======== Excerpted records

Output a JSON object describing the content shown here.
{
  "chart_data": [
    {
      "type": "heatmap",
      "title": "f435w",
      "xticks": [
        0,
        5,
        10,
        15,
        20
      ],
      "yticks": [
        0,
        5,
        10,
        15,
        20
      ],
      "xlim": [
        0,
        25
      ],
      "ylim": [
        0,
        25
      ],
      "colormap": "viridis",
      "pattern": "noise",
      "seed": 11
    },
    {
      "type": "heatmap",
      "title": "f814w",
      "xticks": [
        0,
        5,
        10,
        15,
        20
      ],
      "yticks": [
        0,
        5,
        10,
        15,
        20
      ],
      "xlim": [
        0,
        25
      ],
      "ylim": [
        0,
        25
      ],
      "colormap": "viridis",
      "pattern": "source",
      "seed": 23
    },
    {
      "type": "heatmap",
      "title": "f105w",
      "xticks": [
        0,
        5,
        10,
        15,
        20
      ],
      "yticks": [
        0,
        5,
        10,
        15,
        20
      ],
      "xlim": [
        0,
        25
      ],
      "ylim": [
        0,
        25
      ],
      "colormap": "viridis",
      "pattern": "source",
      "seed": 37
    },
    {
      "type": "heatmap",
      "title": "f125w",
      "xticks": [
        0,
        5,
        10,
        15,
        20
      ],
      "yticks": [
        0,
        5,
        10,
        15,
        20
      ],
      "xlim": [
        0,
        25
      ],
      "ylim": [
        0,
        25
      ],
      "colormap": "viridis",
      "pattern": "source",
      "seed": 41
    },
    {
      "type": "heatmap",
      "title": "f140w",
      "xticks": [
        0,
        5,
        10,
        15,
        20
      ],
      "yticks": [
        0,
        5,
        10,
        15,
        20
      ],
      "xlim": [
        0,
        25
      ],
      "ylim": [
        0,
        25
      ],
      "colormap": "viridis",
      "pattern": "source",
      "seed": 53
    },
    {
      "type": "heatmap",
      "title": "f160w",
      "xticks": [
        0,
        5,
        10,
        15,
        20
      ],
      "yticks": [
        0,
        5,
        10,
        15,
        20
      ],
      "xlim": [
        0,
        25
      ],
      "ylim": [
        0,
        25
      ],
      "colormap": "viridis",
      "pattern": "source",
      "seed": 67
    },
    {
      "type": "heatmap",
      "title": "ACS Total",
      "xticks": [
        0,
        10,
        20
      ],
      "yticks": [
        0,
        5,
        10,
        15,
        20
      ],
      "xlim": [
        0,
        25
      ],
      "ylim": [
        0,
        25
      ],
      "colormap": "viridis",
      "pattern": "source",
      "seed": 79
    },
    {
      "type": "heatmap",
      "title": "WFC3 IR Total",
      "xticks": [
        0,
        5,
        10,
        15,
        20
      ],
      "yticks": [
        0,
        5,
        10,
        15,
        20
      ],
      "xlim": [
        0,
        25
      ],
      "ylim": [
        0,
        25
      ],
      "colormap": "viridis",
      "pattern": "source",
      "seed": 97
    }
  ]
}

================

Extract every line from the records above that contains the word "title".

      "title": "f435w",
      "title": "f814w",
      "title": "f105w",
      "title": "f125w",
      "title": "f140w",
      "title": "f160w",
      "title": "ACS Total",
      "title": "WFC3 IR Total",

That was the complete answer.